[Items from a dataset]
----------------

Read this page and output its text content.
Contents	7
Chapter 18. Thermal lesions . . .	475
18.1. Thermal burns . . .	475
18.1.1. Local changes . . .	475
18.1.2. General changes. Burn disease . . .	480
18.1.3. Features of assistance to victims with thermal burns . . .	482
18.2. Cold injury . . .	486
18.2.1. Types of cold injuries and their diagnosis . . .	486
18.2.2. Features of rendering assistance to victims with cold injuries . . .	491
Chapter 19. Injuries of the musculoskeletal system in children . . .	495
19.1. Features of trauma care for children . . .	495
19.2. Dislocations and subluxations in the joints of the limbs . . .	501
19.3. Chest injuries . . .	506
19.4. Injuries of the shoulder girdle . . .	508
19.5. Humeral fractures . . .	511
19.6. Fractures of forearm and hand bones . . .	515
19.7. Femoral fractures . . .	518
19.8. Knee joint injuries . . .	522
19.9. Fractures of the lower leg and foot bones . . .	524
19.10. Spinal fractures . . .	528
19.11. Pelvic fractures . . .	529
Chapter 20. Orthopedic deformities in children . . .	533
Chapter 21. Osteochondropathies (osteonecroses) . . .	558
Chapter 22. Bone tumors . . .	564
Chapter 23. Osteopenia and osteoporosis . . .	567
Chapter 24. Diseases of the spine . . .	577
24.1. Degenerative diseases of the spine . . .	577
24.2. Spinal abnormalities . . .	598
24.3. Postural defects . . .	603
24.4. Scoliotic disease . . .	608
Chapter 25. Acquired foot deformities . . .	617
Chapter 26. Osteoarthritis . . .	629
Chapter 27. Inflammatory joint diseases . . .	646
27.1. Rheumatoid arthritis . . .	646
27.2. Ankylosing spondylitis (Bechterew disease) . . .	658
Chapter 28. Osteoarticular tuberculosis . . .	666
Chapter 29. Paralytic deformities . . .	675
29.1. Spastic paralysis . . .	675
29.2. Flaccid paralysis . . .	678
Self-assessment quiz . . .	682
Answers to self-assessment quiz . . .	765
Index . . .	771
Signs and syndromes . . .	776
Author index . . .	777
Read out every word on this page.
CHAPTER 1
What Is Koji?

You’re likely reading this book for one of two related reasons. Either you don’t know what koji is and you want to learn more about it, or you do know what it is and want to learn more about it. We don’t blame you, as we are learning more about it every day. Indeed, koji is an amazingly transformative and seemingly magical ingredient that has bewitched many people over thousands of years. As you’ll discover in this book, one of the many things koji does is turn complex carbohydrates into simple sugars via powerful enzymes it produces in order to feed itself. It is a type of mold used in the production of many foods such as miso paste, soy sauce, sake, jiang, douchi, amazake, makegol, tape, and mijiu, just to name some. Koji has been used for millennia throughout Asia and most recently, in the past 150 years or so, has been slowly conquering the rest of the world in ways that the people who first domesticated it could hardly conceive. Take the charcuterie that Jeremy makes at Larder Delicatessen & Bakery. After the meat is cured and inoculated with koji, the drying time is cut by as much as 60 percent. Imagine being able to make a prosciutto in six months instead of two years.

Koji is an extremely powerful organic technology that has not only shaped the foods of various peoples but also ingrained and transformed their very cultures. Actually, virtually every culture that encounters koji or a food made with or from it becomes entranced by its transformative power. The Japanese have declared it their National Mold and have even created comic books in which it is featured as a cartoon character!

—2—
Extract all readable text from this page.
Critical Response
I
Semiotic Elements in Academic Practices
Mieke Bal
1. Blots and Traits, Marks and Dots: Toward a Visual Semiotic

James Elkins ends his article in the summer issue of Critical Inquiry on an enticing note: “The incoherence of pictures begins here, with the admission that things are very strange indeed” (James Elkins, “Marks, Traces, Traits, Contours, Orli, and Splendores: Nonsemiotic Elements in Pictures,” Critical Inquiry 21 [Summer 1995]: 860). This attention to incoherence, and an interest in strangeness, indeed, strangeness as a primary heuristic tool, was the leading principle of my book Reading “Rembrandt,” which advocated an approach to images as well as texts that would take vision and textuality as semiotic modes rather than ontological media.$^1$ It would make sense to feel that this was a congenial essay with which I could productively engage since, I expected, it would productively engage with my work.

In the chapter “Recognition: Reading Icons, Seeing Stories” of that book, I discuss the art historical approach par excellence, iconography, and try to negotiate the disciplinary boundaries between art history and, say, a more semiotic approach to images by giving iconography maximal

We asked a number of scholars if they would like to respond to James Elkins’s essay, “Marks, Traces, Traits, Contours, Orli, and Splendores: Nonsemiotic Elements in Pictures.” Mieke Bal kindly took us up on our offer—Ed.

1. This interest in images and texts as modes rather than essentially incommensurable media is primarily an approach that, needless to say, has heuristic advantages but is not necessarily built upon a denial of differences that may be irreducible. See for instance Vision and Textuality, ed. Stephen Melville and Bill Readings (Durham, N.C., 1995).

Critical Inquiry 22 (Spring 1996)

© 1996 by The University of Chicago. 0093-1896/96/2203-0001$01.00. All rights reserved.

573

----------------

■ **TASK DIRECTIONS**:
From the records above, copy each line that contains the word "spine".

■ **WRITTEN SOLUTION**:
Chapter 24. Diseases of the spine . . .	577
24.1. Degenerative diseases of the spine . . .	577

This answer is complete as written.